Records from a data collection
────────
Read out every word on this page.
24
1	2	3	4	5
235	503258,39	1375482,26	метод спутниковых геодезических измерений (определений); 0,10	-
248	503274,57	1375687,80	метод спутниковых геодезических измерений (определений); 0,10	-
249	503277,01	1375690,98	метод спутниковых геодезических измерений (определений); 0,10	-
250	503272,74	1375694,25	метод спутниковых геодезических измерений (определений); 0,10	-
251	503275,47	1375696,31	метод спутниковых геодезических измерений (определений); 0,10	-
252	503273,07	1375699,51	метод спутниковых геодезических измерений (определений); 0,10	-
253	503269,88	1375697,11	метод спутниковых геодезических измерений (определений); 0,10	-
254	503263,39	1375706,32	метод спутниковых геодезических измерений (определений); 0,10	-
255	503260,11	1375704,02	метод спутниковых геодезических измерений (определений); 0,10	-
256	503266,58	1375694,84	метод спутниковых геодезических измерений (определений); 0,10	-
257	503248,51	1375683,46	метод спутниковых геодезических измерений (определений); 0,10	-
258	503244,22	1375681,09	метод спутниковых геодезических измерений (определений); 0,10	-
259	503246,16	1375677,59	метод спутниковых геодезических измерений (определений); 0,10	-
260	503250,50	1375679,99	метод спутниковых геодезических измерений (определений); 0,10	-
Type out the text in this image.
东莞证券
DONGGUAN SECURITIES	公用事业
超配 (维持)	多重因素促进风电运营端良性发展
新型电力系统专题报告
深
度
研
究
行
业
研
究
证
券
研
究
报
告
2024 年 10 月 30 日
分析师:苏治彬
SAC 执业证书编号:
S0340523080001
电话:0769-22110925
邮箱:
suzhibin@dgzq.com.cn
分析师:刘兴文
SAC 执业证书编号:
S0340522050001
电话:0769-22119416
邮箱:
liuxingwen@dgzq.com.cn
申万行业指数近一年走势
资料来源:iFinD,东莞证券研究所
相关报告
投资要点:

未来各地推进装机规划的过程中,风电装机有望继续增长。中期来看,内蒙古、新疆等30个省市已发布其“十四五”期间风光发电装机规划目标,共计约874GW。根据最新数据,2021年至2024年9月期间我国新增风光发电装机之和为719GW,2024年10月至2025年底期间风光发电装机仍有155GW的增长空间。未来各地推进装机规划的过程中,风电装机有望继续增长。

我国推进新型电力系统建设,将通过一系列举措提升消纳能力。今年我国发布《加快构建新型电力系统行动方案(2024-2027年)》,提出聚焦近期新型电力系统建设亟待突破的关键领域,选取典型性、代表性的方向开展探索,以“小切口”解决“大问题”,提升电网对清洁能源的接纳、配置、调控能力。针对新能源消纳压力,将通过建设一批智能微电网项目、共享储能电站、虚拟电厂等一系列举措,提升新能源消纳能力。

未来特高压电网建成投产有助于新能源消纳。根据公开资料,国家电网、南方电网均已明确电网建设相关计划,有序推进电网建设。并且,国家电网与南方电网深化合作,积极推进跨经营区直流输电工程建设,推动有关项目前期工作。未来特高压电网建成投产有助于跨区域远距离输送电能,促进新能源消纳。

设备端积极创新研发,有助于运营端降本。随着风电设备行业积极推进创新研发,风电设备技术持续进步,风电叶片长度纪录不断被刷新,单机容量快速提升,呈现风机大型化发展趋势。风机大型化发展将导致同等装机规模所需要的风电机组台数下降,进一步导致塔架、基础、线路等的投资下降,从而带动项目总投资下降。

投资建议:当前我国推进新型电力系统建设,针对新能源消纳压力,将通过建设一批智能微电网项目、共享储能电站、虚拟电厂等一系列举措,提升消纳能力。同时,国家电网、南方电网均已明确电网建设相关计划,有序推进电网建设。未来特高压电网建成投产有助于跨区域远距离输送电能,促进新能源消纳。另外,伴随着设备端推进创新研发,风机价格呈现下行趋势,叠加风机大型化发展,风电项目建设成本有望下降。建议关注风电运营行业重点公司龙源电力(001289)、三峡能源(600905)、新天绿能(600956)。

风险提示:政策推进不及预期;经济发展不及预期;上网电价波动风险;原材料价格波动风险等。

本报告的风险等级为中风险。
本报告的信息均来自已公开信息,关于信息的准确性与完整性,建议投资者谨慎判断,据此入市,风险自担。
────────
Exercise details
Reproduce the final stretch of the data above: every line from the one holding "Type out the text in this image." through the end, inclusive, exactly as written and nothing else.

Task answer
Type out the text in this image.
东莞证券
DONGGUAN SECURITIES	公用事业
超配 (维持)	多重因素促进风电运营端良性发展
新型电力系统专题报告
深
度
研
究
行
业
研
究
证
券
研
究
报
告
2024 年 10 月 30 日
分析师:苏治彬
SAC 执业证书编号:
S0340523080001
电话:0769-22110925
邮箱:
suzhibin@dgzq.com.cn
分析师:刘兴文
SAC 执业证书编号:
S0340522050001
电话:0769-22119416
邮箱:
liuxingwen@dgzq.com.cn
申万行业指数近一年走势
资料来源:iFinD,东莞证券研究所
相关报告
投资要点:

未来各地推进装机规划的过程中,风电装机有望继续增长。中期来看,内蒙古、新疆等30个省市已发布其“十四五”期间风光发电装机规划目标,共计约874GW。根据最新数据,2021年至2024年9月期间我国新增风光发电装机之和为719GW,2024年10月至2025年底期间风光发电装机仍有155GW的增长空间。未来各地推进装机规划的过程中,风电装机有望继续增长。

我国推进新型电力系统建设,将通过一系列举措提升消纳能力。今年我国发布《加快构建新型电力系统行动方案(2024-2027年)》,提出聚焦近期新型电力系统建设亟待突破的关键领域,选取典型性、代表性的方向开展探索,以“小切口”解决“大问题”,提升电网对清洁能源的接纳、配置、调控能力。针对新能源消纳压力,将通过建设一批智能微电网项目、共享储能电站、虚拟电厂等一系列举措,提升新能源消纳能力。

未来特高压电网建成投产有助于新能源消纳。根据公开资料,国家电网、南方电网均已明确电网建设相关计划,有序推进电网建设。并且,国家电网与南方电网深化合作,积极推进跨经营区直流输电工程建设,推动有关项目前期工作。未来特高压电网建成投产有助于跨区域远距离输送电能,促进新能源消纳。

设备端积极创新研发,有助于运营端降本。随着风电设备行业积极推进创新研发,风电设备技术持续进步,风电叶片长度纪录不断被刷新,单机容量快速提升,呈现风机大型化发展趋势。风机大型化发展将导致同等装机规模所需要的风电机组台数下降,进一步导致塔架、基础、线路等的投资下降,从而带动项目总投资下降。

投资建议:当前我国推进新型电力系统建设,针对新能源消纳压力,将通过建设一批智能微电网项目、共享储能电站、虚拟电厂等一系列举措,提升消纳能力。同时,国家电网、南方电网均已明确电网建设相关计划,有序推进电网建设。未来特高压电网建成投产有助于跨区域远距离输送电能,促进新能源消纳。另外,伴随着设备端推进创新研发,风机价格呈现下行趋势,叠加风机大型化发展,风电项目建设成本有望下降。建议关注风电运营行业重点公司龙源电力(001289)、三峡能源(600905)、新天绿能(600956)。

风险提示:政策推进不及预期;经济发展不及预期;上网电价波动风险;原材料价格波动风险等。

本报告的风险等级为中风险。
本报告的信息均来自已公开信息,关于信息的准确性与完整性,建议投资者谨慎判断,据此入市,风险自担。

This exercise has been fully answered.